— begin Records for this exercise —

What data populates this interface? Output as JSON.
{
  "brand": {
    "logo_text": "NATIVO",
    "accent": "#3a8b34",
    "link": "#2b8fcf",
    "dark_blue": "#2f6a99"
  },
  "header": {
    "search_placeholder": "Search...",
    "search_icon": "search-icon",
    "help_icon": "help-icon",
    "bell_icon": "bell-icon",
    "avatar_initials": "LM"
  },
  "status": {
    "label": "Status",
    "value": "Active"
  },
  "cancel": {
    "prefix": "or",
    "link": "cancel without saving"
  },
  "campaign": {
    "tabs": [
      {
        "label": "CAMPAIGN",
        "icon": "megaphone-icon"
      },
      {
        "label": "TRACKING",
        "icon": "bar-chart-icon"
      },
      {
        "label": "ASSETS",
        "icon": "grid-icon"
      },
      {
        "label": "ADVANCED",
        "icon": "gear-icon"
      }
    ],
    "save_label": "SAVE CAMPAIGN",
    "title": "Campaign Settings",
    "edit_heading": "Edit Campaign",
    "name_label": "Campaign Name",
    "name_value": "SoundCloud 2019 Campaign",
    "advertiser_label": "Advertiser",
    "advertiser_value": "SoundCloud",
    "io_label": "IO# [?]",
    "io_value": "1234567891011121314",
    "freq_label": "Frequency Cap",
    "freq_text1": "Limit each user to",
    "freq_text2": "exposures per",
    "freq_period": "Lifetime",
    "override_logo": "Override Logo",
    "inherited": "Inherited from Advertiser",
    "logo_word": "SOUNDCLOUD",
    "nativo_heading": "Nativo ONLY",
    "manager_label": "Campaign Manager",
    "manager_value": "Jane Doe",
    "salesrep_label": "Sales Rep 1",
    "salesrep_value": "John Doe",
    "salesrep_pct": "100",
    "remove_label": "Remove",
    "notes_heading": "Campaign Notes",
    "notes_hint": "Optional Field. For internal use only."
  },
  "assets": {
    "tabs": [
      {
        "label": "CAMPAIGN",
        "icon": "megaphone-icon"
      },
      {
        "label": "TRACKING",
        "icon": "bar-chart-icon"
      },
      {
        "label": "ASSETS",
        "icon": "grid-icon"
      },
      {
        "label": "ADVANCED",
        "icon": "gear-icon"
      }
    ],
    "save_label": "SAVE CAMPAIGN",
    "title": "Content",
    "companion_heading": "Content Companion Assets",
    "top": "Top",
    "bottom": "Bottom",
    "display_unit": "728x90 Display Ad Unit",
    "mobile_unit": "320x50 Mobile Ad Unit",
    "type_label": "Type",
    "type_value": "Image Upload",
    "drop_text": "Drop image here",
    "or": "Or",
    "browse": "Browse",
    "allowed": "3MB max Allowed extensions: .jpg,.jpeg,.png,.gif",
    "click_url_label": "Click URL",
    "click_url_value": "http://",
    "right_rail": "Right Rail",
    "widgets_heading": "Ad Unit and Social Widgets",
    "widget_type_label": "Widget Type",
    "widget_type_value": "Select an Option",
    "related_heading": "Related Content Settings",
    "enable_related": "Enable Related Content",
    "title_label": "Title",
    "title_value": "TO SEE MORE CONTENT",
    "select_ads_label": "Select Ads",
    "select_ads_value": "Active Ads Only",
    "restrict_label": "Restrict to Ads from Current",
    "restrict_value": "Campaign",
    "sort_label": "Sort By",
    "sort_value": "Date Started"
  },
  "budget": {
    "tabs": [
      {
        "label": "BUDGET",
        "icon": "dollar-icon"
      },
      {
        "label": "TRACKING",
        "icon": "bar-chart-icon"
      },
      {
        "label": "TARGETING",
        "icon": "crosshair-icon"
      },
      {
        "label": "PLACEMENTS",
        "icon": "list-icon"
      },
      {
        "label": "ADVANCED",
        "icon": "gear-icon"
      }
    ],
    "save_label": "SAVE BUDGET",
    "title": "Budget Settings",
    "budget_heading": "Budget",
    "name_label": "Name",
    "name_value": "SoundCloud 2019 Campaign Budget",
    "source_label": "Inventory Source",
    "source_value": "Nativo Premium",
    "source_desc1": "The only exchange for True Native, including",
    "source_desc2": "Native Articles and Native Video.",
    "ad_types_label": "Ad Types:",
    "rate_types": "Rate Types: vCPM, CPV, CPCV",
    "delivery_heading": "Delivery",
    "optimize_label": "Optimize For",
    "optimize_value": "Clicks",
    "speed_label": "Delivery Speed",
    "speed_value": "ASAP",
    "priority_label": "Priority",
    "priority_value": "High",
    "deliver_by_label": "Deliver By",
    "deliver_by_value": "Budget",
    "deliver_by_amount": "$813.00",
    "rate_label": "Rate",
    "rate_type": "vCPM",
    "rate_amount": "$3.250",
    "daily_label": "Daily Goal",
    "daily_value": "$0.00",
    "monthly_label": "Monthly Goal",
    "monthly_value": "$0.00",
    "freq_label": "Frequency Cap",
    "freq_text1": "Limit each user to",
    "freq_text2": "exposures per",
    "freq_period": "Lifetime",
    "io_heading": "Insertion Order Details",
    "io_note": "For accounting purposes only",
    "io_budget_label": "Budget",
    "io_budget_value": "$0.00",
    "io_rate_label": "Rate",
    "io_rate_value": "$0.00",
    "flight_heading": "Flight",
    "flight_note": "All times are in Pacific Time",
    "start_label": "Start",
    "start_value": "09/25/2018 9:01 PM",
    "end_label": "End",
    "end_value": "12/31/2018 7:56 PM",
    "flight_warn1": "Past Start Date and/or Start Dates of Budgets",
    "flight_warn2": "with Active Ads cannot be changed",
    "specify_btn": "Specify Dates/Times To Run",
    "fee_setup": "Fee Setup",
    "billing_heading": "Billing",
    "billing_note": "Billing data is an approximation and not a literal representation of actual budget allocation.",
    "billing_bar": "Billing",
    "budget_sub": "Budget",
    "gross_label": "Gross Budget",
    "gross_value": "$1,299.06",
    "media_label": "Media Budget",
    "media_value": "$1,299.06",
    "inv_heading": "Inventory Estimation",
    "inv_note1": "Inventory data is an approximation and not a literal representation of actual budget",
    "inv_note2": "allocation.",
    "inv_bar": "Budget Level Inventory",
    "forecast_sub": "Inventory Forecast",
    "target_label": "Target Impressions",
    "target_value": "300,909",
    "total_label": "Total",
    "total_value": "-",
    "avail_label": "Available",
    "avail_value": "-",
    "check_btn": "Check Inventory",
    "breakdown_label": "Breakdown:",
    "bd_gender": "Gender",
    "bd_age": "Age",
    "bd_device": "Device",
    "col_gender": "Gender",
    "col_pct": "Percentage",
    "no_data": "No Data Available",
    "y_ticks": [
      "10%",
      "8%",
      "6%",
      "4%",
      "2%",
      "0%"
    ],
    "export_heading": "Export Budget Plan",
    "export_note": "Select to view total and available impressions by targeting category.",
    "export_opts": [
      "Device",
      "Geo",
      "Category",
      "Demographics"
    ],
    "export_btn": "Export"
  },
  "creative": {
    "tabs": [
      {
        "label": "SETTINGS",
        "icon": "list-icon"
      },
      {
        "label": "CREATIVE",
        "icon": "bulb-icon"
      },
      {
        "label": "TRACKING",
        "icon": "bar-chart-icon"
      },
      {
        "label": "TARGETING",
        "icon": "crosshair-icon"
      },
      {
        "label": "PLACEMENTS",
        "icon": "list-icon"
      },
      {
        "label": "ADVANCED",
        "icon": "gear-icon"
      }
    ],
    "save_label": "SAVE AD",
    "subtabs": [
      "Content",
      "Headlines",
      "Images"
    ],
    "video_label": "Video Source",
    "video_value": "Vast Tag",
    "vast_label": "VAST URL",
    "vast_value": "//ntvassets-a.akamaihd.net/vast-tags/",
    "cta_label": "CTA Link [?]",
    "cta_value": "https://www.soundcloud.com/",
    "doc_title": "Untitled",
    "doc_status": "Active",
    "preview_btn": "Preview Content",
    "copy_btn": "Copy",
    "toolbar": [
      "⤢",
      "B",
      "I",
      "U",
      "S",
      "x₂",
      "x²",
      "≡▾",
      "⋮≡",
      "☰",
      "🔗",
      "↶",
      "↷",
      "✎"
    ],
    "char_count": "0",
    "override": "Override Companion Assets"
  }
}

— end Records for this exercise —

Required work
Search the data for "Override". Copy every line that has it.

Response
    "override_logo": "Override Logo",
    "override": "Override Companion Assets"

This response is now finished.